Direction:
Where a line of the listing below includes the word "minéral", reproduce that line.

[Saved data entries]
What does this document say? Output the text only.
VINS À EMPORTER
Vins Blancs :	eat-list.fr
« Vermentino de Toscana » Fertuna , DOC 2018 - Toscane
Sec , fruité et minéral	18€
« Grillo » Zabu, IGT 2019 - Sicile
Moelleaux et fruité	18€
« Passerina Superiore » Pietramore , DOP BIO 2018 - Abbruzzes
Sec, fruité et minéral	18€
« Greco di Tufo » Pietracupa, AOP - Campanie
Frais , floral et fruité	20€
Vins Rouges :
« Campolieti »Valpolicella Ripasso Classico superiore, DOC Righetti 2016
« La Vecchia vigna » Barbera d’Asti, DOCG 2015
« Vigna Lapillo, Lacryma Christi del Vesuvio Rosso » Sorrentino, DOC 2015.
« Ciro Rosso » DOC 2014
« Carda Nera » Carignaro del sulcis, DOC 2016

Answer below:
Sec , fruité et minéral	18€
Sec, fruité et minéral	18€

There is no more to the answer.